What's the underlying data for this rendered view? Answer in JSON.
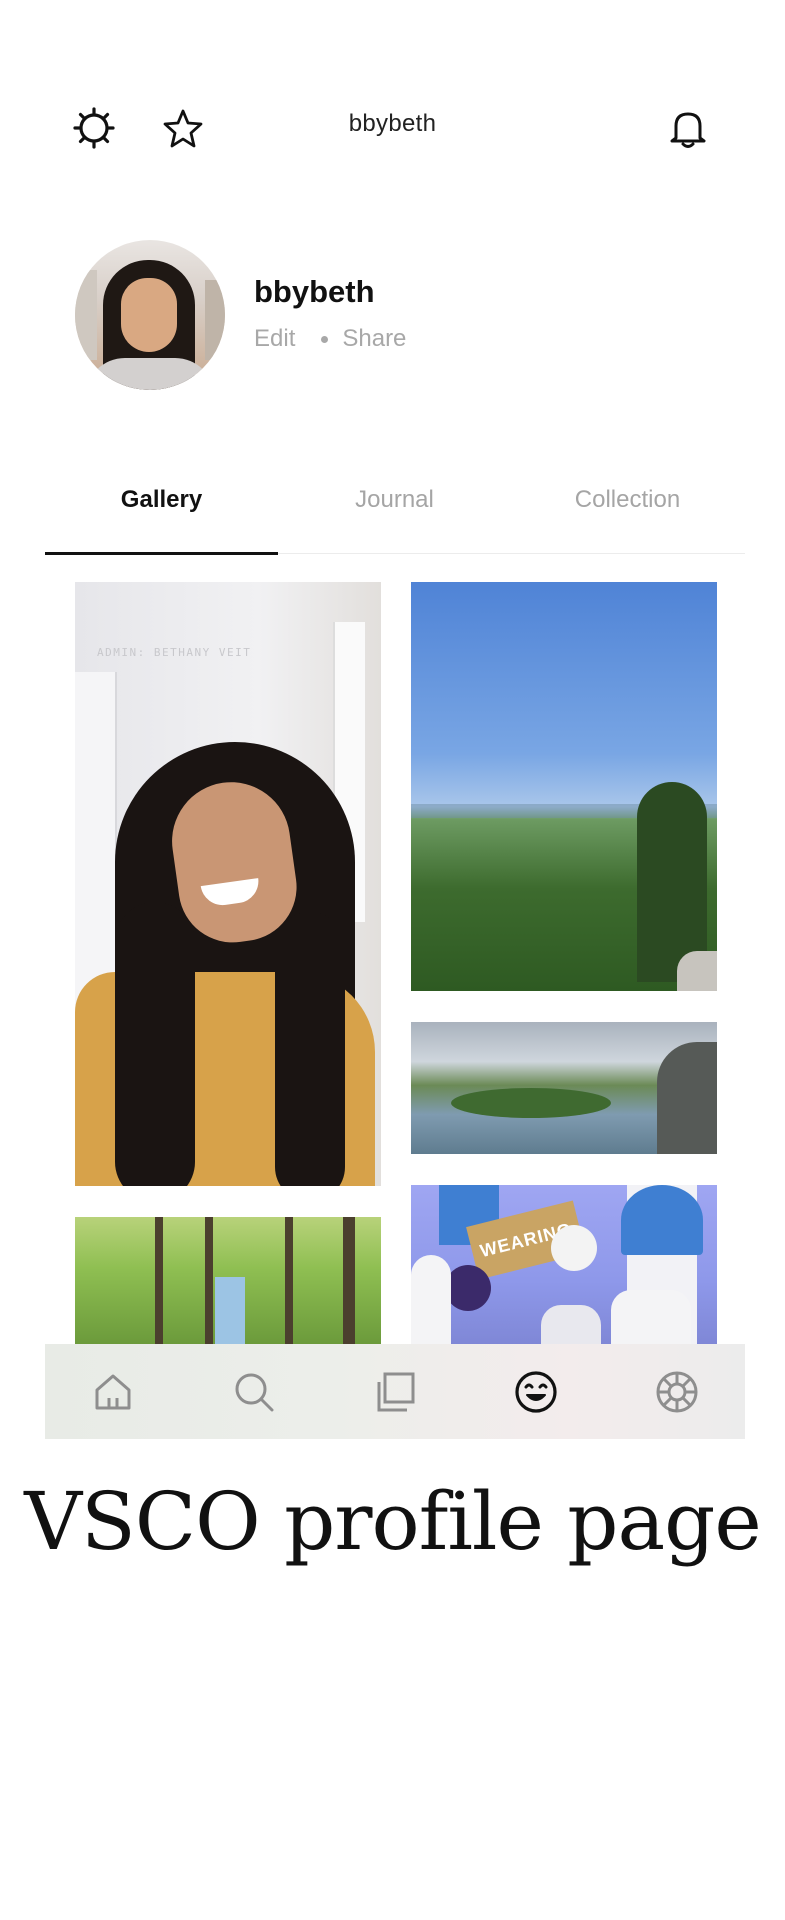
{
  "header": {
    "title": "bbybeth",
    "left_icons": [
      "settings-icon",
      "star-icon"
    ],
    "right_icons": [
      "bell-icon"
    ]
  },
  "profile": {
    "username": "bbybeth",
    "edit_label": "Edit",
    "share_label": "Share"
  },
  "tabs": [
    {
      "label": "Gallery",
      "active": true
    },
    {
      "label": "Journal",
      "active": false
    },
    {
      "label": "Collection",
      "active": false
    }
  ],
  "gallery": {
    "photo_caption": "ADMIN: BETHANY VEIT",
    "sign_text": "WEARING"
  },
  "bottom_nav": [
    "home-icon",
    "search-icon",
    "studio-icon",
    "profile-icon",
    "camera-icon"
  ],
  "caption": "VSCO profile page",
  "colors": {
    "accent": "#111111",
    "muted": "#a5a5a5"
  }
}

- - -

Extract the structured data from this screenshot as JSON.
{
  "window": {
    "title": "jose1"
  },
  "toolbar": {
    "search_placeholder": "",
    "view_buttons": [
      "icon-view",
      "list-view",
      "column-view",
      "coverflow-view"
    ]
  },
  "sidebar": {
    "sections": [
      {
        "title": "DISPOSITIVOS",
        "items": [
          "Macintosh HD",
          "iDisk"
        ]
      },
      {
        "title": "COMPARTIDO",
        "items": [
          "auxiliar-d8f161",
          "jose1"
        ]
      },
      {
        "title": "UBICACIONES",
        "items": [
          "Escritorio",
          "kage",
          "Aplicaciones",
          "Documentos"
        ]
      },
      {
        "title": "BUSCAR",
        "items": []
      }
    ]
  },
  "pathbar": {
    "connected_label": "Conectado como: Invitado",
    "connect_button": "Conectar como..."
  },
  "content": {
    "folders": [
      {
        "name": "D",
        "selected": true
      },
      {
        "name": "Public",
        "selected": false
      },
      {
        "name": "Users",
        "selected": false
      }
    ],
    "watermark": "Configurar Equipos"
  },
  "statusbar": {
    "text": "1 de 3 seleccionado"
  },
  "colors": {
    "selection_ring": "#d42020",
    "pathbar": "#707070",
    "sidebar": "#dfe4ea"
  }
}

- - -

◆ Task statement:
Pull out each line of the entries that contains "data".

◆ Answer below:
What's the underlying data for this rendered view? Answer in JSON.
Extract the structured data from this screenshot as JSON.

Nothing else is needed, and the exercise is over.